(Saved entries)
· · · · · · ·

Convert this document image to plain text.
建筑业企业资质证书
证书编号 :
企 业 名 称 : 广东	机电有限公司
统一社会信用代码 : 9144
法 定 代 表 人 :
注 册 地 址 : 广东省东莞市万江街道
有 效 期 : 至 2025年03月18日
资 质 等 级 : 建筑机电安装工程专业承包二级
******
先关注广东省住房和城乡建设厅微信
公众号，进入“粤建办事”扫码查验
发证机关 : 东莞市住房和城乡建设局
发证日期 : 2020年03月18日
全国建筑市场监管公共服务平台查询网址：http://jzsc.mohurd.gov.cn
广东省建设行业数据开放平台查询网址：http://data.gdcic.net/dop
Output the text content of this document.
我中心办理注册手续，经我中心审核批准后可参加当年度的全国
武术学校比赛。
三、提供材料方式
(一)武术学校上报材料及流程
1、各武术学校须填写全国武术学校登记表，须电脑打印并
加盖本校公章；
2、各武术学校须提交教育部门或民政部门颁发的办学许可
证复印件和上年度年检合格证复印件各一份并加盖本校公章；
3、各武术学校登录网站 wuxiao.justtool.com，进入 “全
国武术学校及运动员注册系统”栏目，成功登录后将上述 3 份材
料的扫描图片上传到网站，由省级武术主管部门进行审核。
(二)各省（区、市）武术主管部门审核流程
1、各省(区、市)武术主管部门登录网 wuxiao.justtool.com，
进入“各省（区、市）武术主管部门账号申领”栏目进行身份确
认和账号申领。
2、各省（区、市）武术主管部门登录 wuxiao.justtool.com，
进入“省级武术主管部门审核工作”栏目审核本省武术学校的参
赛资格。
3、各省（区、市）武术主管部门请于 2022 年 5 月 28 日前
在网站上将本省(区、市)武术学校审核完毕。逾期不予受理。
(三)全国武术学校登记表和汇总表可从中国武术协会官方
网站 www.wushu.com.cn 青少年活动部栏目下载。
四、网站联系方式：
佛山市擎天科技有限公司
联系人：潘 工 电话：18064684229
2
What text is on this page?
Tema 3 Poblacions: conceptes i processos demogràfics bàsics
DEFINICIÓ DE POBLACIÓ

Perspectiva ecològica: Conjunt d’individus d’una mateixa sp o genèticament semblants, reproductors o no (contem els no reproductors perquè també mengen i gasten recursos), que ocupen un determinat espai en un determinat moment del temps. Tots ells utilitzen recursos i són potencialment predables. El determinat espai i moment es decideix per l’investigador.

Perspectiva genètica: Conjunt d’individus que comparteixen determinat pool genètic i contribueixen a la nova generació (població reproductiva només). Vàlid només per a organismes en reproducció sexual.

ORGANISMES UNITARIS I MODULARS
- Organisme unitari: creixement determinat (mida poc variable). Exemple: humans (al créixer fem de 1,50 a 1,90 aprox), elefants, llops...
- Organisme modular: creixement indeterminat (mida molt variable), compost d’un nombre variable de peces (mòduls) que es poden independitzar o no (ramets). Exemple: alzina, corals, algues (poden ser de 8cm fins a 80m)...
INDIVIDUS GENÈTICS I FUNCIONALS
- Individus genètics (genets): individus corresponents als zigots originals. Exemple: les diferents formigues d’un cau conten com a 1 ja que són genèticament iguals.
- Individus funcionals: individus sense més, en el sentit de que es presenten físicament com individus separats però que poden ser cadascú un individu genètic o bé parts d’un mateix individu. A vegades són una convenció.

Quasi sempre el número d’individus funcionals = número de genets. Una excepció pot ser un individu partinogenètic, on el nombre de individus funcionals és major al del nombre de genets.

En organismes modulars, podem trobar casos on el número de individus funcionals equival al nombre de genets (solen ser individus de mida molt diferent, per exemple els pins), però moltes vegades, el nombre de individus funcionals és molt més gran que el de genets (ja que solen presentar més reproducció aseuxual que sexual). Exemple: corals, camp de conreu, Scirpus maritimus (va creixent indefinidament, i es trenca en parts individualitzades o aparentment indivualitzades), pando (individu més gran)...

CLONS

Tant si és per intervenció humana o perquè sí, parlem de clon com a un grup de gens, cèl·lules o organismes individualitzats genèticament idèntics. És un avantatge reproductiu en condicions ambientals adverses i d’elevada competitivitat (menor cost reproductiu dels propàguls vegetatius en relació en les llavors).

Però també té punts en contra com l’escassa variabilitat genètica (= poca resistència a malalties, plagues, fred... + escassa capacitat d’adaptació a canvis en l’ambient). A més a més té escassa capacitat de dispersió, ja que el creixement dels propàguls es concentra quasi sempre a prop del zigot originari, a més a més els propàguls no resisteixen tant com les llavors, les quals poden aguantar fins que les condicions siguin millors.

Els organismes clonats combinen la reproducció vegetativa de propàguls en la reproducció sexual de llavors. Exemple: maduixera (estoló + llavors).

· · · · · · ·

Retype all of the data shown above, word for word.

RESULT
Convert this document image to plain text.
建筑业企业资质证书
证书编号 :
企 业 名 称 : 广东	机电有限公司
统一社会信用代码 : 9144
法 定 代 表 人 :
注 册 地 址 : 广东省东莞市万江街道
有 效 期 : 至 2025年03月18日
资 质 等 级 : 建筑机电安装工程专业承包二级
******
先关注广东省住房和城乡建设厅微信
公众号，进入“粤建办事”扫码查验
发证机关 : 东莞市住房和城乡建设局
发证日期 : 2020年03月18日
全国建筑市场监管公共服务平台查询网址：http://jzsc.mohurd.gov.cn
广东省建设行业数据开放平台查询网址：http://data.gdcic.net/dop
Output the text content of this document.
我中心办理注册手续，经我中心审核批准后可参加当年度的全国
武术学校比赛。
三、提供材料方式
(一)武术学校上报材料及流程
1、各武术学校须填写全国武术学校登记表，须电脑打印并
加盖本校公章；
2、各武术学校须提交教育部门或民政部门颁发的办学许可
证复印件和上年度年检合格证复印件各一份并加盖本校公章；
3、各武术学校登录网站 wuxiao.justtool.com，进入 “全
国武术学校及运动员注册系统”栏目，成功登录后将上述 3 份材
料的扫描图片上传到网站，由省级武术主管部门进行审核。
(二)各省（区、市）武术主管部门审核流程
1、各省(区、市)武术主管部门登录网 wuxiao.justtool.com，
进入“各省（区、市）武术主管部门账号申领”栏目进行身份确
认和账号申领。
2、各省（区、市）武术主管部门登录 wuxiao.justtool.com，
进入“省级武术主管部门审核工作”栏目审核本省武术学校的参
赛资格。
3、各省（区、市）武术主管部门请于 2022 年 5 月 28 日前
在网站上将本省(区、市)武术学校审核完毕。逾期不予受理。
(三)全国武术学校登记表和汇总表可从中国武术协会官方
网站 www.wushu.com.cn 青少年活动部栏目下载。
四、网站联系方式：
佛山市擎天科技有限公司
联系人：潘 工 电话：18064684229
2
What text is on this page?
Tema 3 Poblacions: conceptes i processos demogràfics bàsics
DEFINICIÓ DE POBLACIÓ

Perspectiva ecològica: Conjunt d’individus d’una mateixa sp o genèticament semblants, reproductors o no (contem els no reproductors perquè també mengen i gasten recursos), que ocupen un determinat espai en un determinat moment del temps. Tots ells utilitzen recursos i són potencialment predables. El determinat espai i moment es decideix per l’investigador.

Perspectiva genètica: Conjunt d’individus que comparteixen determinat pool genètic i contribueixen a la nova generació (població reproductiva només). Vàlid només per a organismes en reproducció sexual.

ORGANISMES UNITARIS I MODULARS
- Organisme unitari: creixement determinat (mida poc variable). Exemple: humans (al créixer fem de 1,50 a 1,90 aprox), elefants, llops...
- Organisme modular: creixement indeterminat (mida molt variable), compost d’un nombre variable de peces (mòduls) que es poden independitzar o no (ramets). Exemple: alzina, corals, algues (poden ser de 8cm fins a 80m)...
INDIVIDUS GENÈTICS I FUNCIONALS
- Individus genètics (genets): individus corresponents als zigots originals. Exemple: les diferents formigues d’un cau conten com a 1 ja que són genèticament iguals.
- Individus funcionals: individus sense més, en el sentit de que es presenten físicament com individus separats però que poden ser cadascú un individu genètic o bé parts d’un mateix individu. A vegades són una convenció.

Quasi sempre el número d’individus funcionals = número de genets. Una excepció pot ser un individu partinogenètic, on el nombre de individus funcionals és major al del nombre de genets.

En organismes modulars, podem trobar casos on el número de individus funcionals equival al nombre de genets (solen ser individus de mida molt diferent, per exemple els pins), però moltes vegades, el nombre de individus funcionals és molt més gran que el de genets (ja que solen presentar més reproducció aseuxual que sexual). Exemple: corals, camp de conreu, Scirpus maritimus (va creixent indefinidament, i es trenca en parts individualitzades o aparentment indivualitzades), pando (individu més gran)...

CLONS

Tant si és per intervenció humana o perquè sí, parlem de clon com a un grup de gens, cèl·lules o organismes individualitzats genèticament idèntics. És un avantatge reproductiu en condicions ambientals adverses i d’elevada competitivitat (menor cost reproductiu dels propàguls vegetatius en relació en les llavors).

Però també té punts en contra com l’escassa variabilitat genètica (= poca resistència a malalties, plagues, fred... + escassa capacitat d’adaptació a canvis en l’ambient). A més a més té escassa capacitat de dispersió, ja que el creixement dels propàguls es concentra quasi sempre a prop del zigot originari, a més a més els propàguls no resisteixen tant com les llavors, les quals poden aguantar fins que les condicions siguin millors.

Els organismes clonats combinen la reproducció vegetativa de propàguls en la reproducció sexual de llavors. Exemple: maduixera (estoló + llavors).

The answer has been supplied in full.